## MATERIAL SUPPLIED:

□ □ □ □ □

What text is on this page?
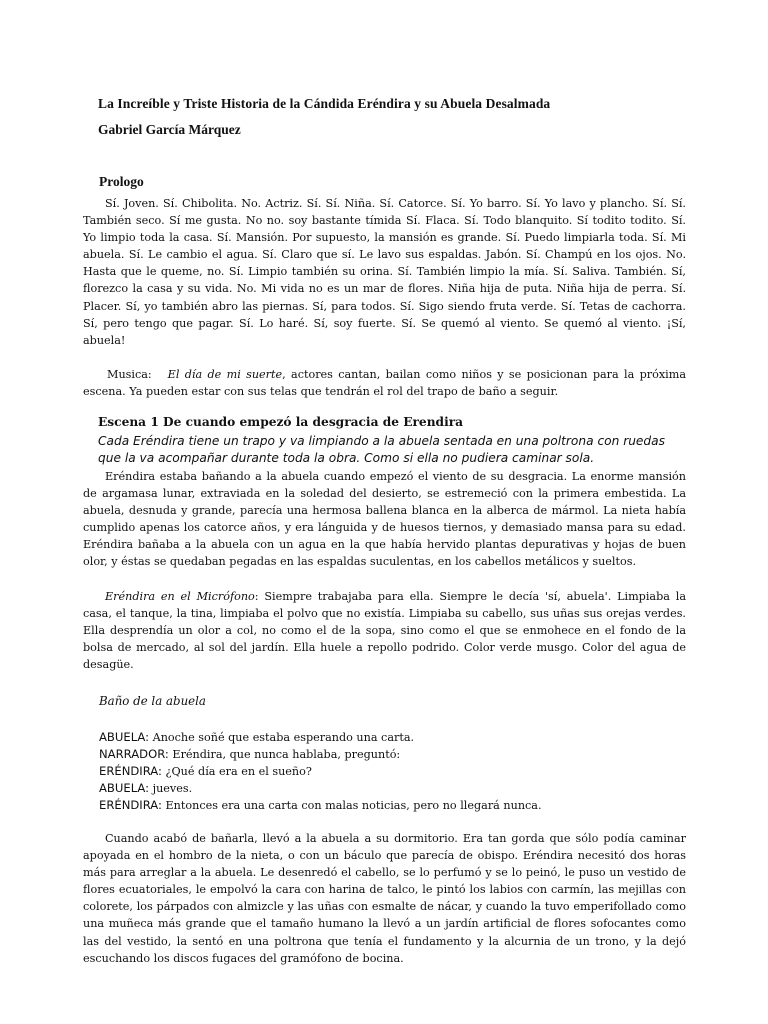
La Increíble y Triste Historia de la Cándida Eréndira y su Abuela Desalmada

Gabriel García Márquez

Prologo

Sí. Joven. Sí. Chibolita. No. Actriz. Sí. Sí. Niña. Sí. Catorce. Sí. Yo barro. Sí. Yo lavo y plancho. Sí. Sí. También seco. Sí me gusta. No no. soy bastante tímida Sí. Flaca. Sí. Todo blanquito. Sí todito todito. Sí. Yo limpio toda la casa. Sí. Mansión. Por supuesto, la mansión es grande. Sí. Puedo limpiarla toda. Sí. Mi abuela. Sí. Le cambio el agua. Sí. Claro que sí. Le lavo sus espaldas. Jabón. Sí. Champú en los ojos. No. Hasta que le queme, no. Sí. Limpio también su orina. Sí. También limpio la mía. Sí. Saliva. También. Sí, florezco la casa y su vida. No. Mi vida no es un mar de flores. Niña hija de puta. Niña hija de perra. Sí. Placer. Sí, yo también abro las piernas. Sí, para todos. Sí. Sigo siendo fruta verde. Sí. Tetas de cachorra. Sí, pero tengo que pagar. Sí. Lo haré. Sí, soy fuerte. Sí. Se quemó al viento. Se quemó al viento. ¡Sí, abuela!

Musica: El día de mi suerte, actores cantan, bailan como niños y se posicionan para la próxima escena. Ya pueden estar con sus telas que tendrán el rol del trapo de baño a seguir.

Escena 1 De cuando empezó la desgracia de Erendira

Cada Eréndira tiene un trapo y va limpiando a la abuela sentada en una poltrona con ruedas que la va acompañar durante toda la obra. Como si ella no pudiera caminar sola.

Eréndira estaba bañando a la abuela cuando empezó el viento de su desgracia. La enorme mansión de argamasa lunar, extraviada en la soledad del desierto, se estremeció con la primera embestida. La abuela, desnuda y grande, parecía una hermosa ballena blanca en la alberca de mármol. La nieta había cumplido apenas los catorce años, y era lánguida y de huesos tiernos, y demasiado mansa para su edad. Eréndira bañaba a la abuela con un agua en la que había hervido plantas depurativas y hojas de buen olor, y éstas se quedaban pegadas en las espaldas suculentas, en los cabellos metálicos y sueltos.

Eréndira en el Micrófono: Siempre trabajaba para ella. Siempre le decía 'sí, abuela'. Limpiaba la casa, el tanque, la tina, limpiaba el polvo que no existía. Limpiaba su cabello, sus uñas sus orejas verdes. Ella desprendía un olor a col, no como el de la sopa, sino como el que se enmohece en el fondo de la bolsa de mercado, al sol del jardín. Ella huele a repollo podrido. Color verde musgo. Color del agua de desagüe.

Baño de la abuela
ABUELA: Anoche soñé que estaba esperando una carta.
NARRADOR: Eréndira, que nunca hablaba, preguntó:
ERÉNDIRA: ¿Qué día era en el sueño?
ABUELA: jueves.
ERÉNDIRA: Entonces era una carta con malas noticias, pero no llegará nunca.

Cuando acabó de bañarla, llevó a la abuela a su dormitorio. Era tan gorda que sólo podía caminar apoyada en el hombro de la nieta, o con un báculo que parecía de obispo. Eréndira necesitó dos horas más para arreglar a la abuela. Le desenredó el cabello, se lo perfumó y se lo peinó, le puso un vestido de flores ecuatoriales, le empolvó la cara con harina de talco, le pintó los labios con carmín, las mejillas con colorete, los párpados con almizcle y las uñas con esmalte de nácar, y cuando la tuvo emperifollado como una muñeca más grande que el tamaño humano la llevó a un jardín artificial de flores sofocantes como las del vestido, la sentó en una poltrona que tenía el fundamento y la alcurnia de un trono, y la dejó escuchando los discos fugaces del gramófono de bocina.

□ □ □ □ □

Each record above must be returned exactly as written, with its pictures omitted.

## IN RESPONSE:
What text is on this page?
La Increíble y Triste Historia de la Cándida Eréndira y su Abuela Desalmada

Gabriel García Márquez

Prologo

Sí. Joven. Sí. Chibolita. No. Actriz. Sí. Sí. Niña. Sí. Catorce. Sí. Yo barro. Sí. Yo lavo y plancho. Sí. Sí. También seco. Sí me gusta. No no. soy bastante tímida Sí. Flaca. Sí. Todo blanquito. Sí todito todito. Sí. Yo limpio toda la casa. Sí. Mansión. Por supuesto, la mansión es grande. Sí. Puedo limpiarla toda. Sí. Mi abuela. Sí. Le cambio el agua. Sí. Claro que sí. Le lavo sus espaldas. Jabón. Sí. Champú en los ojos. No. Hasta que le queme, no. Sí. Limpio también su orina. Sí. También limpio la mía. Sí. Saliva. También. Sí, florezco la casa y su vida. No. Mi vida no es un mar de flores. Niña hija de puta. Niña hija de perra. Sí. Placer. Sí, yo también abro las piernas. Sí, para todos. Sí. Sigo siendo fruta verde. Sí. Tetas de cachorra. Sí, pero tengo que pagar. Sí. Lo haré. Sí, soy fuerte. Sí. Se quemó al viento. Se quemó al viento. ¡Sí, abuela!

Musica: El día de mi suerte, actores cantan, bailan como niños y se posicionan para la próxima escena. Ya pueden estar con sus telas que tendrán el rol del trapo de baño a seguir.

Escena 1 De cuando empezó la desgracia de Erendira

Cada Eréndira tiene un trapo y va limpiando a la abuela sentada en una poltrona con ruedas que la va acompañar durante toda la obra. Como si ella no pudiera caminar sola.

Eréndira estaba bañando a la abuela cuando empezó el viento de su desgracia. La enorme mansión de argamasa lunar, extraviada en la soledad del desierto, se estremeció con la primera embestida. La abuela, desnuda y grande, parecía una hermosa ballena blanca en la alberca de mármol. La nieta había cumplido apenas los catorce años, y era lánguida y de huesos tiernos, y demasiado mansa para su edad. Eréndira bañaba a la abuela con un agua en la que había hervido plantas depurativas y hojas de buen olor, y éstas se quedaban pegadas en las espaldas suculentas, en los cabellos metálicos y sueltos.

Eréndira en el Micrófono: Siempre trabajaba para ella. Siempre le decía 'sí, abuela'. Limpiaba la casa, el tanque, la tina, limpiaba el polvo que no existía. Limpiaba su cabello, sus uñas sus orejas verdes. Ella desprendía un olor a col, no como el de la sopa, sino como el que se enmohece en el fondo de la bolsa de mercado, al sol del jardín. Ella huele a repollo podrido. Color verde musgo. Color del agua de desagüe.

Baño de la abuela
ABUELA: Anoche soñé que estaba esperando una carta.
NARRADOR: Eréndira, que nunca hablaba, preguntó:
ERÉNDIRA: ¿Qué día era en el sueño?
ABUELA: jueves.
ERÉNDIRA: Entonces era una carta con malas noticias, pero no llegará nunca.

Cuando acabó de bañarla, llevó a la abuela a su dormitorio. Era tan gorda que sólo podía caminar apoyada en el hombro de la nieta, o con un báculo que parecía de obispo. Eréndira necesitó dos horas más para arreglar a la abuela. Le desenredó el cabello, se lo perfumó y se lo peinó, le puso un vestido de flores ecuatoriales, le empolvó la cara con harina de talco, le pintó los labios con carmín, las mejillas con colorete, los párpados con almizcle y las uñas con esmalte de nácar, y cuando la tuvo emperifollado como una muñeca más grande que el tamaño humano la llevó a un jardín artificial de flores sofocantes como las del vestido, la sentó en una poltrona que tenía el fundamento y la alcurnia de un trono, y la dejó escuchando los discos fugaces del gramófono de bocina.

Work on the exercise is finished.